(Selected text)

Francois,
Thanks for the patch, I
will test it today.
You are right that a
tabular table will only display few events. But what about searching?
Are there any concepts in
TMF regarding doing search operations very fast? Like searching for an event of
special type with a field with a specified value? Wouldn’t it be useful
to have a filtering/searching framework?
Best regards,
Franz
From:
linuxtools-dev-bounces@xxxxxxxxxxx [mailto:linuxtools-dev-bounces@xxxxxxxxxxx] On Behalf Of Francois Chouinard
Sent: Monday, November 09, 2009
5:42 AM
To: Linux
Tools developer discussions
Subject: Re: [linuxtools-dev]
TmfEventContent data storage
Hi Franz,
> The problem is that the content now parses the fields in the constructor
> which means that the map of fields is generated even for events that are
> only used to index the trace.
Agree. I put the parseContent() call back in the getField*() methods so it is
only called on demand and if needed. This should speed up the indexing.
> Also I think that the map of field id’s to field values that is
stored
> in each event is a performance issue. Why do you not keep the access
> function with the integral id? When used from a GUI side it would also
> be much faster getting the field values by an integer than by a String.
> Because a GUI would normally get a list of labels for the columns and
> then fill it with fields. It makes no sense from my point of view having
> an accessor function by a field label which would end up in a map-lookup.
The event content is not handled solely by GUI tables. Some (LTTng) components
need to access fields individually and storage in a Map structure, indexed by
field ID, is more versatile in that case.

(End Selected text)

_Problems and tasks_:
1. Copy the email about TMF event storage word for word, from "Are there any" to "a filtering/searching framework?".
2. Continue the email about TMF event storage, starting after its last sentence.

(Information supplied)

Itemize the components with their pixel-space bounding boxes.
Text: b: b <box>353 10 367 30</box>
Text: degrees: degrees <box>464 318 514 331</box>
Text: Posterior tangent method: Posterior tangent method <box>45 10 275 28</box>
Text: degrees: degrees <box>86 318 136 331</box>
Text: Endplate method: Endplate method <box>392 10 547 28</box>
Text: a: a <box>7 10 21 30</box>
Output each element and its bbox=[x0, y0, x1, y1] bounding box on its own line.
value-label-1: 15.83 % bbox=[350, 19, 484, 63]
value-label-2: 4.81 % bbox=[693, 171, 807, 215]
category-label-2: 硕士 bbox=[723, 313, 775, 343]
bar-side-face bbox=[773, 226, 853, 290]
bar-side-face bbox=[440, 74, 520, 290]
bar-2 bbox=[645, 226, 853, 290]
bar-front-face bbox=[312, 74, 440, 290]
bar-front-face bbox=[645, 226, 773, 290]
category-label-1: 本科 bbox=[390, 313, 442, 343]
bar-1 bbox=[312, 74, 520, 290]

(End Information supplied)

_Answer section_:
1.
Are there any concepts in
TMF regarding doing search operations very fast? Like searching for an event of
special type with a field with a specified value? Wouldn’t it be useful
to have a filtering/searching framework?

2.
Also, it seems to me that it is safer to have the method parseContent() return
a Map of the parsed fields instead of an array. This way the FW doesn't have to
worry about [1] variable list of fields (missing or optional), [2] positional
errors, [3] incompatible array sizes (number of fields different than number of
parameters). All this can very well be handled by the parseContent()
implementor but it definitely imposes an extra constraints on him/her.
Finally, I like the possibility of augmenting the set of attributes/flags of
the event as it navigates through the application. A map gives us more
flexibility for this.
It is expected that there will be relatively very few events displayed in
tabular format at any time (a few tens, not millions) so the extra map lookup
time should not even be perceivable form the user standpoint. However, I agree
that removing the index-based field access function wasn't a good idea and I
put it back.
> And finally - why is data stored that often in the TMF class structure?
> The content holds a list of field labels and a reference to the type.
> The type holds a list of field labels. The content holds a map of field
> label to values. And finally the field itself holds a copy of the field
> label. That means that each field label is stored on 4 different places
> within the same object. For the content I think it would be much faster
> to store a type reference. The list of field names can then be retrieved
> by asking the type. And the map should be replaced by a list of fields
> (like it was before) that is lazy-parsed. This way indexing will speed-up
> a lot.
I removed the list of labels from TmfEventContent and used the TmfEventType
reference. This adds an indirection but only if individual fields need to be
accessed.
>From a modelling perspective, I think that it is not a bad thing if a field
knows its ID. In the big scheme of things, the field might initially be
accessed through Event, then Content, but it could potentially be handled out
of context and it wouldn't be easy to find out its ID if we had to navigate
through the structure, figure out its position, etc.
I changed the type of the fields map to <String, Object>. If you don't
care about the field ID then you only need to store the field content. If you
need the field ID, it can be stored as a TmfEventField instead (holding ID and
content).
I posted the updated patch in https://bugs.eclipse.org/bugs/show_bug.cgi?id=287562
.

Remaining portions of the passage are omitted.